WHAT NEEDS TO BE DONE: Print the listing below exactly.

Stored entries:
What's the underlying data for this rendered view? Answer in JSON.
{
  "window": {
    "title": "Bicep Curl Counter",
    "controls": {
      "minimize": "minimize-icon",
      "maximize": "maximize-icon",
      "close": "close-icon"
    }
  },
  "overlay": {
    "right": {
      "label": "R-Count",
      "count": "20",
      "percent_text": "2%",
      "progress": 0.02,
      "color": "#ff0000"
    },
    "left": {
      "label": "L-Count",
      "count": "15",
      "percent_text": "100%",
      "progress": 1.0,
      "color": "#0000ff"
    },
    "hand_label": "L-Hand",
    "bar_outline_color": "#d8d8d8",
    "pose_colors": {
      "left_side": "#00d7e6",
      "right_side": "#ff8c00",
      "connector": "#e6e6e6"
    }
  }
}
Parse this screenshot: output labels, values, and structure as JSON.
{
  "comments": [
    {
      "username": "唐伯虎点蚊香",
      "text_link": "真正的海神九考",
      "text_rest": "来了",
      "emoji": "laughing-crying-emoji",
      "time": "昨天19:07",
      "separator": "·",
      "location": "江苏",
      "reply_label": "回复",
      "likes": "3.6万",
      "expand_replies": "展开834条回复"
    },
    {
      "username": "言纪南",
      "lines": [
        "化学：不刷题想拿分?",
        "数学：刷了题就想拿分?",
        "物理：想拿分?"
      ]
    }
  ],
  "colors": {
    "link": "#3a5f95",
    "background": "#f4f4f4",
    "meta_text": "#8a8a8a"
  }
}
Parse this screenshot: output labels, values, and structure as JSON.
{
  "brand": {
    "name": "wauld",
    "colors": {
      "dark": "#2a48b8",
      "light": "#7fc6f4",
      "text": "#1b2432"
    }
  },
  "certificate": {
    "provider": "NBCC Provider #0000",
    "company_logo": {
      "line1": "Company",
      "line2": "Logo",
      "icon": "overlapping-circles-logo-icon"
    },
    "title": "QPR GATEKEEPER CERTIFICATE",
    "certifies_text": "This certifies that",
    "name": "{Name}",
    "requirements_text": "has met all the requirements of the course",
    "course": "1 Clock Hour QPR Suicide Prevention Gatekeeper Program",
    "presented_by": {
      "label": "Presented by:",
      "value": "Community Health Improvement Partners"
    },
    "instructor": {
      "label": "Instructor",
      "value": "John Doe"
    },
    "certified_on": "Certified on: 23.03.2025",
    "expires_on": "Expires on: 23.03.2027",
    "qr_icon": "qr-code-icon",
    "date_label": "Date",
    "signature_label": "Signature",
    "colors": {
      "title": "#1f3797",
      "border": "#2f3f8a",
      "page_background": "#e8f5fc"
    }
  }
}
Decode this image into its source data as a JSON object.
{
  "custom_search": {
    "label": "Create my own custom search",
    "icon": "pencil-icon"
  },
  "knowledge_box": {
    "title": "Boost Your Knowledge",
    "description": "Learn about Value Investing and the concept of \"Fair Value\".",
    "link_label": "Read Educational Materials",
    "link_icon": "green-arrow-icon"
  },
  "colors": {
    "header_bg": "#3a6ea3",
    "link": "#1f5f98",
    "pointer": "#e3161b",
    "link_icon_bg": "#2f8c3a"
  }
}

OUTPUT OF THE EXERCISE:
What's the underlying data for this rendered view? Answer in JSON.
{
  "window": {
    "title": "Bicep Curl Counter",
    "controls": {
      "minimize": "minimize-icon",
      "maximize": "maximize-icon",
      "close": "close-icon"
    }
  },
  "overlay": {
    "right": {
      "label": "R-Count",
      "count": "20",
      "percent_text": "2%",
      "progress": 0.02,
      "color": "#ff0000"
    },
    "left": {
      "label": "L-Count",
      "count": "15",
      "percent_text": "100%",
      "progress": 1.0,
      "color": "#0000ff"
    },
    "hand_label": "L-Hand",
    "bar_outline_color": "#d8d8d8",
    "pose_colors": {
      "left_side": "#00d7e6",
      "right_side": "#ff8c00",
      "connector": "#e6e6e6"
    }
  }
}
Parse this screenshot: output labels, values, and structure as JSON.
{
  "comments": [
    {
      "username": "唐伯虎点蚊香",
      "text_link": "真正的海神九考",
      "text_rest": "来了",
      "emoji": "laughing-crying-emoji",
      "time": "昨天19:07",
      "separator": "·",
      "location": "江苏",
      "reply_label": "回复",
      "likes": "3.6万",
      "expand_replies": "展开834条回复"
    },
    {
      "username": "言纪南",
      "lines": [
        "化学：不刷题想拿分?",
        "数学：刷了题就想拿分?",
        "物理：想拿分?"
      ]
    }
  ],
  "colors": {
    "link": "#3a5f95",
    "background": "#f4f4f4",
    "meta_text": "#8a8a8a"
  }
}
Parse this screenshot: output labels, values, and structure as JSON.
{
  "brand": {
    "name": "wauld",
    "colors": {
      "dark": "#2a48b8",
      "light": "#7fc6f4",
      "text": "#1b2432"
    }
  },
  "certificate": {
    "provider": "NBCC Provider #0000",
    "company_logo": {
      "line1": "Company",
      "line2": "Logo",
      "icon": "overlapping-circles-logo-icon"
    },
    "title": "QPR GATEKEEPER CERTIFICATE",
    "certifies_text": "This certifies that",
    "name": "{Name}",
    "requirements_text": "has met all the requirements of the course",
    "course": "1 Clock Hour QPR Suicide Prevention Gatekeeper Program",
    "presented_by": {
      "label": "Presented by:",
      "value": "Community Health Improvement Partners"
    },
    "instructor": {
      "label": "Instructor",
      "value": "John Doe"
    },
    "certified_on": "Certified on: 23.03.2025",
    "expires_on": "Expires on: 23.03.2027",
    "qr_icon": "qr-code-icon",
    "date_label": "Date",
    "signature_label": "Signature",
    "colors": {
      "title": "#1f3797",
      "border": "#2f3f8a",
      "page_background": "#e8f5fc"
    }
  }
}
Decode this image into its source data as a JSON object.
{
  "custom_search": {
    "label": "Create my own custom search",
    "icon": "pencil-icon"
  },
  "knowledge_box": {
    "title": "Boost Your Knowledge",
    "description": "Learn about Value Investing and the concept of \"Fair Value\".",
    "link_label": "Read Educational Materials",
    "link_icon": "green-arrow-icon"
  },
  "colors": {
    "header_bg": "#3a6ea3",
    "link": "#1f5f98",
    "pointer": "#e3161b",
    "link_icon_bg": "#2f8c3a"
  }
}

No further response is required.